Description of the task> Will you write out all the entries below exactly?

Record list>
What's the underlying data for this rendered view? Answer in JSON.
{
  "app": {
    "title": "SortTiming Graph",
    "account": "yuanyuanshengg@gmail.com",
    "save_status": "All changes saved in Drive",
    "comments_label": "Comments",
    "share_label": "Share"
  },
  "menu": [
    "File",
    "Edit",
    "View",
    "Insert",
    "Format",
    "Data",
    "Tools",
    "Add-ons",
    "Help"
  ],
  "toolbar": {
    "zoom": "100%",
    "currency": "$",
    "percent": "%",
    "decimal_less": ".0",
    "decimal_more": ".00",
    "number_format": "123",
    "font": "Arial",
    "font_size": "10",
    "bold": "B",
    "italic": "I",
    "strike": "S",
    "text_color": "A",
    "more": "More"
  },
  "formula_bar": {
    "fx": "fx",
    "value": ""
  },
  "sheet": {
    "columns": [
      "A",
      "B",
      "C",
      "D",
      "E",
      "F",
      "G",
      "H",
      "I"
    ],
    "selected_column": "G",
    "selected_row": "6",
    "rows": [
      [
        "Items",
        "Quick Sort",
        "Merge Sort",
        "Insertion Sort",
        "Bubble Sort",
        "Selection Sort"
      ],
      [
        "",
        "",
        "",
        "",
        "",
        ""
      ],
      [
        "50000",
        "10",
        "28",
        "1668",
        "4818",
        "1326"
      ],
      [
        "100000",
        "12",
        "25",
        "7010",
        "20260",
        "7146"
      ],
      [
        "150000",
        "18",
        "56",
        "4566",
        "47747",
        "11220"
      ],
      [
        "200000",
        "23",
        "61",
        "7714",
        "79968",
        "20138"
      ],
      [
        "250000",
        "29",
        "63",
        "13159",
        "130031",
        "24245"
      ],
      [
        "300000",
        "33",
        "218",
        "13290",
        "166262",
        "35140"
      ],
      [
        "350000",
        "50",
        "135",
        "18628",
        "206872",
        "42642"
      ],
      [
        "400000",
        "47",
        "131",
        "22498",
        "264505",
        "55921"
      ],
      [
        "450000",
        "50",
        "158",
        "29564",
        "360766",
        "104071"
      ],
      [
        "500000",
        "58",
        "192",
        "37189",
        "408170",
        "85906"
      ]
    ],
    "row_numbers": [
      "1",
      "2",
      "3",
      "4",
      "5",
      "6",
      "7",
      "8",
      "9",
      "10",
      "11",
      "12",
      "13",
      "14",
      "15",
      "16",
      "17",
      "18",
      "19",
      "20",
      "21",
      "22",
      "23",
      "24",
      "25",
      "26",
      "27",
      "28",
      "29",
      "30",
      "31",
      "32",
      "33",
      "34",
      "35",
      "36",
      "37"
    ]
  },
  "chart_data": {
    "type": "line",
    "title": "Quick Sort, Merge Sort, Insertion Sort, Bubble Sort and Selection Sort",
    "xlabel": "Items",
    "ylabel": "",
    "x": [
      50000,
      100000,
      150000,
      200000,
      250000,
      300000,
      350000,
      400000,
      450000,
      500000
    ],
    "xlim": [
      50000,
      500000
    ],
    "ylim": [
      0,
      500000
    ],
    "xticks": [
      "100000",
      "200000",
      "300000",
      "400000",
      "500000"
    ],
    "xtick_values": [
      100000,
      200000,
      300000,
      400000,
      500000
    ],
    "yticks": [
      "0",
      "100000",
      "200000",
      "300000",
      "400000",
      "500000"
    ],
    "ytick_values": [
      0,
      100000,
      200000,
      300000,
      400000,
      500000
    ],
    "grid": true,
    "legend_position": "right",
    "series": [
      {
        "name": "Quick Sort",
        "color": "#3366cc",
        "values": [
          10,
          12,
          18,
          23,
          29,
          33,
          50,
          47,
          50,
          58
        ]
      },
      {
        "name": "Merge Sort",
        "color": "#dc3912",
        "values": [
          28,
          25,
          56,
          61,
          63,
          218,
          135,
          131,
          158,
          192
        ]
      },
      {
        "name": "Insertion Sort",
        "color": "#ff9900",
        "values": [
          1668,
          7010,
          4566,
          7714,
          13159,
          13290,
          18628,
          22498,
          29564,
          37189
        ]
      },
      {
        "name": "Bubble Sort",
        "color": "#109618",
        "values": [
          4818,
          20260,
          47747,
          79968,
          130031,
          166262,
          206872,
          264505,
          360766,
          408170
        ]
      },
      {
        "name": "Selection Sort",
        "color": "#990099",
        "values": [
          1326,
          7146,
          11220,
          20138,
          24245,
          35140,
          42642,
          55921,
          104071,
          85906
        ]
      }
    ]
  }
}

Answer to this exercise>
What's the underlying data for this rendered view? Answer in JSON.
{
  "app": {
    "title": "SortTiming Graph",
    "account": "yuanyuanshengg@gmail.com",
    "save_status": "All changes saved in Drive",
    "comments_label": "Comments",
    "share_label": "Share"
  },
  "menu": [
    "File",
    "Edit",
    "View",
    "Insert",
    "Format",
    "Data",
    "Tools",
    "Add-ons",
    "Help"
  ],
  "toolbar": {
    "zoom": "100%",
    "currency": "$",
    "percent": "%",
    "decimal_less": ".0",
    "decimal_more": ".00",
    "number_format": "123",
    "font": "Arial",
    "font_size": "10",
    "bold": "B",
    "italic": "I",
    "strike": "S",
    "text_color": "A",
    "more": "More"
  },
  "formula_bar": {
    "fx": "fx",
    "value": ""
  },
  "sheet": {
    "columns": [
      "A",
      "B",
      "C",
      "D",
      "E",
      "F",
      "G",
      "H",
      "I"
    ],
    "selected_column": "G",
    "selected_row": "6",
    "rows": [
      [
        "Items",
        "Quick Sort",
        "Merge Sort",
        "Insertion Sort",
        "Bubble Sort",
        "Selection Sort"
      ],
      [
        "",
        "",
        "",
        "",
        "",
        ""
      ],
      [
        "50000",
        "10",
        "28",
        "1668",
        "4818",
        "1326"
      ],
      [
        "100000",
        "12",
        "25",
        "7010",
        "20260",
        "7146"
      ],
      [
        "150000",
        "18",
        "56",
        "4566",
        "47747",
        "11220"
      ],
      [
        "200000",
        "23",
        "61",
        "7714",
        "79968",
        "20138"
      ],
      [
        "250000",
        "29",
        "63",
        "13159",
        "130031",
        "24245"
      ],
      [
        "300000",
        "33",
        "218",
        "13290",
        "166262",
        "35140"
      ],
      [
        "350000",
        "50",
        "135",
        "18628",
        "206872",
        "42642"
      ],
      [
        "400000",
        "47",
        "131",
        "22498",
        "264505",
        "55921"
      ],
      [
        "450000",
        "50",
        "158",
        "29564",
        "360766",
        "104071"
      ],
      [
        "500000",
        "58",
        "192",
        "37189",
        "408170",
        "85906"
      ]
    ],
    "row_numbers": [
      "1",
      "2",
      "3",
      "4",
      "5",
      "6",
      "7",
      "8",
      "9",
      "10",
      "11",
      "12",
      "13",
      "14",
      "15",
      "16",
      "17",
      "18",
      "19",
      "20",
      "21",
      "22",
      "23",
      "24",
      "25",
      "26",
      "27",
      "28",
      "29",
      "30",
      "31",
      "32",
      "33",
      "34",
      "35",
      "36",
      "37"
    ]
  },
  "chart_data": {
    "type": "line",
    "title": "Quick Sort, Merge Sort, Insertion Sort, Bubble Sort and Selection Sort",
    "xlabel": "Items",
    "ylabel": "",
    "x": [
      50000,
      100000,
      150000,
      200000,
      250000,
      300000,
      350000,
      400000,
      450000,
      500000
    ],
    "xlim": [
      50000,
      500000
    ],
    "ylim": [
      0,
      500000
    ],
    "xticks": [
      "100000",
      "200000",
      "300000",
      "400000",
      "500000"
    ],
    "xtick_values": [
      100000,
      200000,
      300000,
      400000,
      500000
    ],
    "yticks": [
      "0",
      "100000",
      "200000",
      "300000",
      "400000",
      "500000"
    ],
    "ytick_values": [
      0,
      100000,
      200000,
      300000,
      400000,
      500000
    ],
    "grid": true,
    "legend_position": "right",
    "series": [
      {
        "name": "Quick Sort",
        "color": "#3366cc",
        "values": [
          10,
          12,
          18,
          23,
          29,
          33,
          50,
          47,
          50,
          58
        ]
      },
      {
        "name": "Merge Sort",
        "color": "#dc3912",
        "values": [
          28,
          25,
          56,
          61,
          63,
          218,
          135,
          131,
          158,
          192
        ]
      },
      {
        "name": "Insertion Sort",
        "color": "#ff9900",
        "values": [
          1668,
          7010,
          4566,
          7714,
          13159,
          13290,
          18628,
          22498,
          29564,
          37189
        ]
      },
      {
        "name": "Bubble Sort",
        "color": "#109618",
        "values": [
          4818,
          20260,
          47747,
          79968,
          130031,
          166262,
          206872,
          264505,
          360766,
          408170
        ]
      },
      {
        "name": "Selection Sort",
        "color": "#990099",
        "values": [
          1326,
          7146,
          11220,
          20138,
          24245,
          35140,
          42642,
          55921,
          104071,
          85906
        ]
      }
    ]
  }
}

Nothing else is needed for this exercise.